#### STATED GOAL:
Search the records below for the word "JSON". Pull out each line that has it.

#### GIVEN RECORDS:
———
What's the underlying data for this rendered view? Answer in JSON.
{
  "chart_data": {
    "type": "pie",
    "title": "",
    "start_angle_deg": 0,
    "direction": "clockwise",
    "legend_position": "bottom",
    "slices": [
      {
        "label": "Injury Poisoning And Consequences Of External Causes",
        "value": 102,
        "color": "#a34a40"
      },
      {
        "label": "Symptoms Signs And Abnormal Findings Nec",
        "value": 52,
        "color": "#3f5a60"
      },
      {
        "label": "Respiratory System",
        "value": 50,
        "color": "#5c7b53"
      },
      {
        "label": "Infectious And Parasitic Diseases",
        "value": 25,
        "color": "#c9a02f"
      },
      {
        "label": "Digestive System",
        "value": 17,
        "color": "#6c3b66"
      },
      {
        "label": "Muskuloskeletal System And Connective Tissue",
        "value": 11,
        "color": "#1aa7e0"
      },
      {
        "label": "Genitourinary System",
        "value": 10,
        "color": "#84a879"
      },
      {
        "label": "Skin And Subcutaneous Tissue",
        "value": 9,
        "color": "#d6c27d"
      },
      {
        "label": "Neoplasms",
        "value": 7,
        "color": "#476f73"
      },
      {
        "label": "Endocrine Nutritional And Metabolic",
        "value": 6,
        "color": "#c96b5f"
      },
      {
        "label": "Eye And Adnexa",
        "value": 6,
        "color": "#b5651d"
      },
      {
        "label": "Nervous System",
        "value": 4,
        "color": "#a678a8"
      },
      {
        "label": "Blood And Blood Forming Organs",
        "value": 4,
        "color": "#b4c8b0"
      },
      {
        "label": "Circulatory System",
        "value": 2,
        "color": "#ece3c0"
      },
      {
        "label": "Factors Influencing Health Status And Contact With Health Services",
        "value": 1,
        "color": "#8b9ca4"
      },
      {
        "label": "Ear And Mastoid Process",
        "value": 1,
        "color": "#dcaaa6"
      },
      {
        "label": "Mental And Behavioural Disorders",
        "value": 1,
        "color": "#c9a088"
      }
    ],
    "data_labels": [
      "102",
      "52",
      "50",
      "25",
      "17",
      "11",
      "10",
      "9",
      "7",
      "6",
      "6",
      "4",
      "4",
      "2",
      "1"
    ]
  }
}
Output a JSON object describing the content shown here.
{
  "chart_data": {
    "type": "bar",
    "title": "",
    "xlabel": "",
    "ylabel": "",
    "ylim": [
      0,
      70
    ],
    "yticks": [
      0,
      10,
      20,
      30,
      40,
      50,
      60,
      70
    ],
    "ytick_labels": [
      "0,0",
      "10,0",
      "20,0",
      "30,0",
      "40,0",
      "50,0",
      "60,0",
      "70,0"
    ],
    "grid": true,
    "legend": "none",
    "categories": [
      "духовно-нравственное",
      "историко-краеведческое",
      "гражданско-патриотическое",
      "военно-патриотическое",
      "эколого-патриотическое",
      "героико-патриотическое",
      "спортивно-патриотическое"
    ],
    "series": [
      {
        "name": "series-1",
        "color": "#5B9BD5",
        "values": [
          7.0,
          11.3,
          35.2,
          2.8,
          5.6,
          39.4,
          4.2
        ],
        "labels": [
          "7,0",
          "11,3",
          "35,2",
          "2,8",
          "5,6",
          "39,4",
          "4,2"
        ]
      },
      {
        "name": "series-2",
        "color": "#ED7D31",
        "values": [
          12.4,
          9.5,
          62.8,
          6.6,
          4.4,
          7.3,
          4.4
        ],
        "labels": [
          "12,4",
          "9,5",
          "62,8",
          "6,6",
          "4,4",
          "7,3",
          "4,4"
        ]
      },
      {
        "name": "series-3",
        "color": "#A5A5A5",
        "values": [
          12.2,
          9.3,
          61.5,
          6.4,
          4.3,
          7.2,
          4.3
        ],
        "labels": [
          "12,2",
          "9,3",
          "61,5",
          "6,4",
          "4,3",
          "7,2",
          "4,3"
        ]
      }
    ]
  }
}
———
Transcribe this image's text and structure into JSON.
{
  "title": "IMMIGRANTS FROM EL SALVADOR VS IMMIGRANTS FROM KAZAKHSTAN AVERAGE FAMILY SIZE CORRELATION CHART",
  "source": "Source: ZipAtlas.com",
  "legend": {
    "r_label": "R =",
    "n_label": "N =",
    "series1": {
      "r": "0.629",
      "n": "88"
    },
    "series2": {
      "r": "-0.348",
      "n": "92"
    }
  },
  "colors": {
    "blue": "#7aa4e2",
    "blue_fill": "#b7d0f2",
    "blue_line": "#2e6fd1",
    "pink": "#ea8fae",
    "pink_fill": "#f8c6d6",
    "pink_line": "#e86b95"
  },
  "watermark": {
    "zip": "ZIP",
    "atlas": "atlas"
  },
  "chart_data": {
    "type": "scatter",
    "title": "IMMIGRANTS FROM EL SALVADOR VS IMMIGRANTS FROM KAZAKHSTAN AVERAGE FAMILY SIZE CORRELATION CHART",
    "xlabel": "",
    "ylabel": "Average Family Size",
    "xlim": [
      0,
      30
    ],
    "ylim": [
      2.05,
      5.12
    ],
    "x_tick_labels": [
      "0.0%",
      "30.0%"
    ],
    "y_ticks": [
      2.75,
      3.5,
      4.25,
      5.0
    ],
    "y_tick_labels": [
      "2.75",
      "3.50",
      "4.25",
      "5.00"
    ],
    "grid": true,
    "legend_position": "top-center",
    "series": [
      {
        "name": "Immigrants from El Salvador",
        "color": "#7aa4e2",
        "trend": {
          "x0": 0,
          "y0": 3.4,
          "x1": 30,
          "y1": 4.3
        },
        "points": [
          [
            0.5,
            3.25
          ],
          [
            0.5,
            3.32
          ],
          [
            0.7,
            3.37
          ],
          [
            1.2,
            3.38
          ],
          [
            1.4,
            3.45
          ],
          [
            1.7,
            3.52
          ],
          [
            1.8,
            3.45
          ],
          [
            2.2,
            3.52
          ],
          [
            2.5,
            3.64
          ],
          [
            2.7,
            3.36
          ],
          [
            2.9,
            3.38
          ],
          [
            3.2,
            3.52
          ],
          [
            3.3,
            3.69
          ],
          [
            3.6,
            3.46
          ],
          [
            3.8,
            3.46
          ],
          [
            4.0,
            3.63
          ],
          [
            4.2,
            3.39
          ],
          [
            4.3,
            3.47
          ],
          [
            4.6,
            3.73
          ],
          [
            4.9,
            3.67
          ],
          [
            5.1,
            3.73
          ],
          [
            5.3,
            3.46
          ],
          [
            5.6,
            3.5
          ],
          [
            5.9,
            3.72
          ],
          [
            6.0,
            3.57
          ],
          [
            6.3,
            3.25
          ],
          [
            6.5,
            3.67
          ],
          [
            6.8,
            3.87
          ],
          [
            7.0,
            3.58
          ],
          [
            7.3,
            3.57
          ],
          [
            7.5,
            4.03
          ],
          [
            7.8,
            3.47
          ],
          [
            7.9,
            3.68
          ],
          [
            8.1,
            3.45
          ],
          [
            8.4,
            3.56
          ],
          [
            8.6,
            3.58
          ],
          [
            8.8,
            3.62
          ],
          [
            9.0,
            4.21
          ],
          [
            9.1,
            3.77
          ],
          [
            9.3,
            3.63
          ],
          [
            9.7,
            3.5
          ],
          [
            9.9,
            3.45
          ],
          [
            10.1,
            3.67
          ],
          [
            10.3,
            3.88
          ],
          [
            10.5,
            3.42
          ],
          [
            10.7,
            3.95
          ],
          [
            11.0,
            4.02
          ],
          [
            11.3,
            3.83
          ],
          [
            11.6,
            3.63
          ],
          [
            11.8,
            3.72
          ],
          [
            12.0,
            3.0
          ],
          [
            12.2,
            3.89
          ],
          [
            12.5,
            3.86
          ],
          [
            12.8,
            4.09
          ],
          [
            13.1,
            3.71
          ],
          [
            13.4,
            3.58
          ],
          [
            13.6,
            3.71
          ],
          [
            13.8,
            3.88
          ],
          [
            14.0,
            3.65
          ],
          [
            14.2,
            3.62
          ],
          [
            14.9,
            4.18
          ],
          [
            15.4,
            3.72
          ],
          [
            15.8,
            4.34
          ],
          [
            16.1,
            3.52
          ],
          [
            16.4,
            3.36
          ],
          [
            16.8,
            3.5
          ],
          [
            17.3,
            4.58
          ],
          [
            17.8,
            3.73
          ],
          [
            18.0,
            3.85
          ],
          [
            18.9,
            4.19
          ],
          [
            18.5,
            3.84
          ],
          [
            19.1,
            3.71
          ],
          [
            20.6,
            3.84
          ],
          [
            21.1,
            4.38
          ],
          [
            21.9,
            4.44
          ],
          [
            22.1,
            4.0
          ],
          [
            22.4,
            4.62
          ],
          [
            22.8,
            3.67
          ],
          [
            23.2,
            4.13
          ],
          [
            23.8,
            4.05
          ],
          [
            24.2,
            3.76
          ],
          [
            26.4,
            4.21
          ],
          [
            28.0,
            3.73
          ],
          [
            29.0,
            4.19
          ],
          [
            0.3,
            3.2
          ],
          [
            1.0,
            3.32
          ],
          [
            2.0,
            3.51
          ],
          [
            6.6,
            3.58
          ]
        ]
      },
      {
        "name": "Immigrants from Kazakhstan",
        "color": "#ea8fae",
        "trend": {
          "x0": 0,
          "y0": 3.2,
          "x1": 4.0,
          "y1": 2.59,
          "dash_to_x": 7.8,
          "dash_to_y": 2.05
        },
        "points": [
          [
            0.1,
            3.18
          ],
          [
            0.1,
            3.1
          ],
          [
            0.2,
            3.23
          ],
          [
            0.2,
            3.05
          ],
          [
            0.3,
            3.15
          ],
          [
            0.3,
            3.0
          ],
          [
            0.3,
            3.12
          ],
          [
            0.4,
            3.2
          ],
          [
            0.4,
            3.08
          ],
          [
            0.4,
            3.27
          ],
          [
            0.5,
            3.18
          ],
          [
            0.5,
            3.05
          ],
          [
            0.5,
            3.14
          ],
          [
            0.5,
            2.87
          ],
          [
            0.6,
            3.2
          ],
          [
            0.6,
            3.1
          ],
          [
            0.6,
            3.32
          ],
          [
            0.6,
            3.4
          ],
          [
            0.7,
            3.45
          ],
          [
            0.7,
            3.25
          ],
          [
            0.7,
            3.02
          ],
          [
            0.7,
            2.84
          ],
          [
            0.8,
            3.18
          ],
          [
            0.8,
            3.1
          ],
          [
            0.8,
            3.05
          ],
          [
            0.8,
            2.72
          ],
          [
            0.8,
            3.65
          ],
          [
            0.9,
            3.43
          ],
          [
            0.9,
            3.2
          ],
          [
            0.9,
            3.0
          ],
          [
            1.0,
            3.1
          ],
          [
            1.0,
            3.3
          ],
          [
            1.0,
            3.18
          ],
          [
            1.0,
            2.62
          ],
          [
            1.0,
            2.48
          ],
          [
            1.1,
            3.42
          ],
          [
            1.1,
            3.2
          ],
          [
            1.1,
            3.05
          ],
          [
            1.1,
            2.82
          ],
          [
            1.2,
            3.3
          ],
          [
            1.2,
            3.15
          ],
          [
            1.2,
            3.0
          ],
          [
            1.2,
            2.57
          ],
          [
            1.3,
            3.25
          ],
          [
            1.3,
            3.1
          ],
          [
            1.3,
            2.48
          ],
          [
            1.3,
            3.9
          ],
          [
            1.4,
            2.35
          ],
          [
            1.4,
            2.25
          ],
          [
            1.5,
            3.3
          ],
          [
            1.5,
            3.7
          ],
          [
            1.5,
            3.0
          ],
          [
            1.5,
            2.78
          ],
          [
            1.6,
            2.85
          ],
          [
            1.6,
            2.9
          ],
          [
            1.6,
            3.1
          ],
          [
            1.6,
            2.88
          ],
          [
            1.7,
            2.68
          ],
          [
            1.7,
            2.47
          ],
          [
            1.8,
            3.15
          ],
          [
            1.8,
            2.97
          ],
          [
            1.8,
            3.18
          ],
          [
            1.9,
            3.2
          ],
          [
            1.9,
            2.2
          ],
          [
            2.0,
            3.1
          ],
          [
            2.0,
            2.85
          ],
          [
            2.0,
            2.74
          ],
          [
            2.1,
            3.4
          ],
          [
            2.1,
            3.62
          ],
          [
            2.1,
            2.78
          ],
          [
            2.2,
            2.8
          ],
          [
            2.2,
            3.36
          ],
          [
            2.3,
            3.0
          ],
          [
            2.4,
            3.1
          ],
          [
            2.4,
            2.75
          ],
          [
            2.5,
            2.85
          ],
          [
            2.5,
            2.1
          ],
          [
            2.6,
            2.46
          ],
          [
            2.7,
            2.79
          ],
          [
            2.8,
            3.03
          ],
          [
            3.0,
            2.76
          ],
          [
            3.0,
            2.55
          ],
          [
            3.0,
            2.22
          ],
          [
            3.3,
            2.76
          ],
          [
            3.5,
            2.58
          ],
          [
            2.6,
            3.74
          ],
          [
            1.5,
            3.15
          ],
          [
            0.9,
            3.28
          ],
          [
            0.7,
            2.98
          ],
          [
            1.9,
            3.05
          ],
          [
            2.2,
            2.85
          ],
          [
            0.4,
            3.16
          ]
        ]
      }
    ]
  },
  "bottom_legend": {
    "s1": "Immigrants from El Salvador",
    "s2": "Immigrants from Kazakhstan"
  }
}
———
#### RESPONSE TO THE TASK:
What's the underlying data for this rendered view? Answer in JSON.
Output a JSON object describing the content shown here.
Transcribe this image's text and structure into JSON.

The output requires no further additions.